#### Passage provided:
_ _ _

World Literacy Foundation – tackling illiteracy in Uganda

Right now, in this day and age:
20 million classrooms lack basic educational resources.
In Africa, 11 million children leave school without completing basic primary education.
In 2010, 61 million primary school age children were not enrolled.
59 million children cannot read, write, or do basic maths.
1.2 billion children have little or no access to basic learning resources, electricity or internet.
1 out of 5 people in the world cannot read or write.

This post is going to be slightly different to usual. Today I’m going to shamelessly talk about this charity I work for that is battling all of those statistics that I just listed; the World Literacy Foundation.

_ _ _

#### Exercise instructions:
1. Reproduce the World Literacy Foundation post word for word, starting with "In 2010, 61" and going on through "read or write.".
2. According to the World Literacy Foundation post, what share of people in the world cannot read or write?
The material after this post isn't needed.

#### Given information:
_ _ _

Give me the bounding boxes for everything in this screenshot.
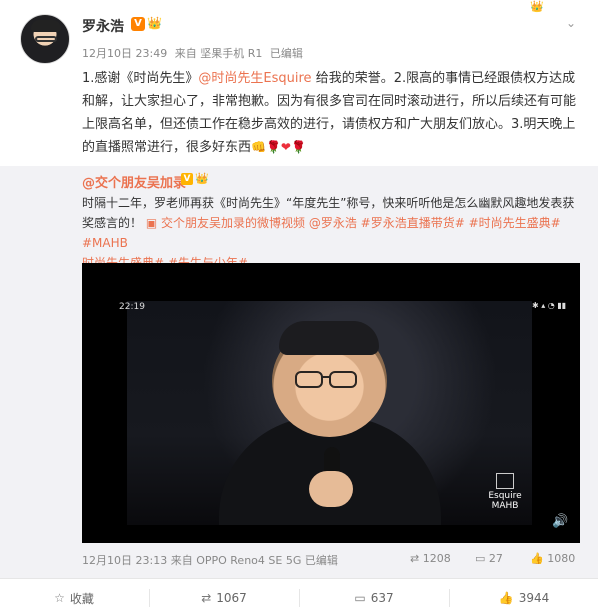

_ _ _

#### Responses for each task:
1.
In 2010, 61 million primary school age children were not enrolled.
59 million children cannot read, write, or do basic maths.
1.2 billion children have little or no access to basic learning resources, electricity or internet.
1 out of 5 people in the world cannot read or write.

2. 1 out of 5 people.